▶ _STORED ROWS_:
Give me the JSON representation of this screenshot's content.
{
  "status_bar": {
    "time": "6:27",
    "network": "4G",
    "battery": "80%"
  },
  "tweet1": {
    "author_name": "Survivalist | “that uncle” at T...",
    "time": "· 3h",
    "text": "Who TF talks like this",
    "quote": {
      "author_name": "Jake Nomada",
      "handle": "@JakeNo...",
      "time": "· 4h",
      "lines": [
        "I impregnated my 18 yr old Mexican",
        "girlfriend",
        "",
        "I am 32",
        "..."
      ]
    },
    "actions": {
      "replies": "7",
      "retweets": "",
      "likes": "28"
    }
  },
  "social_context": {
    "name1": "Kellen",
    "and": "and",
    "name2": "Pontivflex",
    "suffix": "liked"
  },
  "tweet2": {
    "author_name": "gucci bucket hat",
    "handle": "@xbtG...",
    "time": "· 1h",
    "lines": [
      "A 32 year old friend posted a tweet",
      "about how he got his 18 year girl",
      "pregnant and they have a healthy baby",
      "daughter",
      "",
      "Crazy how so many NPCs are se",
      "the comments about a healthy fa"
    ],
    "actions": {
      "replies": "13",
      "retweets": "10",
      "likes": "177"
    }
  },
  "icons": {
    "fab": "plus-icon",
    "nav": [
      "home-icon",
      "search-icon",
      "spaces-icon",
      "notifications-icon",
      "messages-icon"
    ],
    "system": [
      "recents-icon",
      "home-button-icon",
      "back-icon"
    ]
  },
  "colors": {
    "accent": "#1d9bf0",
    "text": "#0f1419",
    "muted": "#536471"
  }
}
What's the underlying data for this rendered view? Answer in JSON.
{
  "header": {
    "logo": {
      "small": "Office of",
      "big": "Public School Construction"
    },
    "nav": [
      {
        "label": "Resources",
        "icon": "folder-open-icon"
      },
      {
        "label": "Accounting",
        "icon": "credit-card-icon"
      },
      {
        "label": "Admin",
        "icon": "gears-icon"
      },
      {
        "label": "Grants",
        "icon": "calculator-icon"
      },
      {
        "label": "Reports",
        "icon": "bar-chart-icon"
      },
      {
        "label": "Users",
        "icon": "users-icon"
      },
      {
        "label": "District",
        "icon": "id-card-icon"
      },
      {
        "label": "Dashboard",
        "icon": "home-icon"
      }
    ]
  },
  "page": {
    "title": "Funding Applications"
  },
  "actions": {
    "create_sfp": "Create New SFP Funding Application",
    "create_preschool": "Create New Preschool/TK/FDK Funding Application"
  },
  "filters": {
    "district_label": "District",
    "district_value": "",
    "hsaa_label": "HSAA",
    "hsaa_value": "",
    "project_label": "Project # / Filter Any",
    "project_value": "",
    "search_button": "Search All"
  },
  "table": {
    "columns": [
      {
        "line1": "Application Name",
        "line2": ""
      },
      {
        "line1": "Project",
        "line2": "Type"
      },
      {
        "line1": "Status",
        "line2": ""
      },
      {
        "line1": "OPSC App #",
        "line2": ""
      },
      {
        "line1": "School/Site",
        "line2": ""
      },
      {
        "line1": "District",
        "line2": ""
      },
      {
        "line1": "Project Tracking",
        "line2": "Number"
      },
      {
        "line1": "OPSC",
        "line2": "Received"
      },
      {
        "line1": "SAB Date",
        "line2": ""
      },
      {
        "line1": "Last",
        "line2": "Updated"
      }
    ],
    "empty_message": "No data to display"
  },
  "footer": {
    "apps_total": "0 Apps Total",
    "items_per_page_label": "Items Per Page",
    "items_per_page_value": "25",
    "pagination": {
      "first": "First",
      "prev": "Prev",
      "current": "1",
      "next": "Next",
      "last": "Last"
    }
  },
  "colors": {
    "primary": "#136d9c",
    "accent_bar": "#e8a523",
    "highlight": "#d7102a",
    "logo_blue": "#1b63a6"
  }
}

▶ _STATED EXERCISE_:
Repeat the entries shown above, every one, word for word.

▶ _COMPLETED TASK_:
Give me the JSON representation of this screenshot's content.
{
  "status_bar": {
    "time": "6:27",
    "network": "4G",
    "battery": "80%"
  },
  "tweet1": {
    "author_name": "Survivalist | “that uncle” at T...",
    "time": "· 3h",
    "text": "Who TF talks like this",
    "quote": {
      "author_name": "Jake Nomada",
      "handle": "@JakeNo...",
      "time": "· 4h",
      "lines": [
        "I impregnated my 18 yr old Mexican",
        "girlfriend",
        "",
        "I am 32",
        "..."
      ]
    },
    "actions": {
      "replies": "7",
      "retweets": "",
      "likes": "28"
    }
  },
  "social_context": {
    "name1": "Kellen",
    "and": "and",
    "name2": "Pontivflex",
    "suffix": "liked"
  },
  "tweet2": {
    "author_name": "gucci bucket hat",
    "handle": "@xbtG...",
    "time": "· 1h",
    "lines": [
      "A 32 year old friend posted a tweet",
      "about how he got his 18 year girl",
      "pregnant and they have a healthy baby",
      "daughter",
      "",
      "Crazy how so many NPCs are se",
      "the comments about a healthy fa"
    ],
    "actions": {
      "replies": "13",
      "retweets": "10",
      "likes": "177"
    }
  },
  "icons": {
    "fab": "plus-icon",
    "nav": [
      "home-icon",
      "search-icon",
      "spaces-icon",
      "notifications-icon",
      "messages-icon"
    ],
    "system": [
      "recents-icon",
      "home-button-icon",
      "back-icon"
    ]
  },
  "colors": {
    "accent": "#1d9bf0",
    "text": "#0f1419",
    "muted": "#536471"
  }
}
What's the underlying data for this rendered view? Answer in JSON.
{
  "header": {
    "logo": {
      "small": "Office of",
      "big": "Public School Construction"
    },
    "nav": [
      {
        "label": "Resources",
        "icon": "folder-open-icon"
      },
      {
        "label": "Accounting",
        "icon": "credit-card-icon"
      },
      {
        "label": "Admin",
        "icon": "gears-icon"
      },
      {
        "label": "Grants",
        "icon": "calculator-icon"
      },
      {
        "label": "Reports",
        "icon": "bar-chart-icon"
      },
      {
        "label": "Users",
        "icon": "users-icon"
      },
      {
        "label": "District",
        "icon": "id-card-icon"
      },
      {
        "label": "Dashboard",
        "icon": "home-icon"
      }
    ]
  },
  "page": {
    "title": "Funding Applications"
  },
  "actions": {
    "create_sfp": "Create New SFP Funding Application",
    "create_preschool": "Create New Preschool/TK/FDK Funding Application"
  },
  "filters": {
    "district_label": "District",
    "district_value": "",
    "hsaa_label": "HSAA",
    "hsaa_value": "",
    "project_label": "Project # / Filter Any",
    "project_value": "",
    "search_button": "Search All"
  },
  "table": {
    "columns": [
      {
        "line1": "Application Name",
        "line2": ""
      },
      {
        "line1": "Project",
        "line2": "Type"
      },
      {
        "line1": "Status",
        "line2": ""
      },
      {
        "line1": "OPSC App #",
        "line2": ""
      },
      {
        "line1": "School/Site",
        "line2": ""
      },
      {
        "line1": "District",
        "line2": ""
      },
      {
        "line1": "Project Tracking",
        "line2": "Number"
      },
      {
        "line1": "OPSC",
        "line2": "Received"
      },
      {
        "line1": "SAB Date",
        "line2": ""
      },
      {
        "line1": "Last",
        "line2": "Updated"
      }
    ],
    "empty_message": "No data to display"
  },
  "footer": {
    "apps_total": "0 Apps Total",
    "items_per_page_label": "Items Per Page",
    "items_per_page_value": "25",
    "pagination": {
      "first": "First",
      "prev": "Prev",
      "current": "1",
      "next": "Next",
      "last": "Last"
    }
  },
  "colors": {
    "primary": "#136d9c",
    "accent_bar": "#e8a523",
    "highlight": "#d7102a",
    "logo_blue": "#1b63a6"
  }
}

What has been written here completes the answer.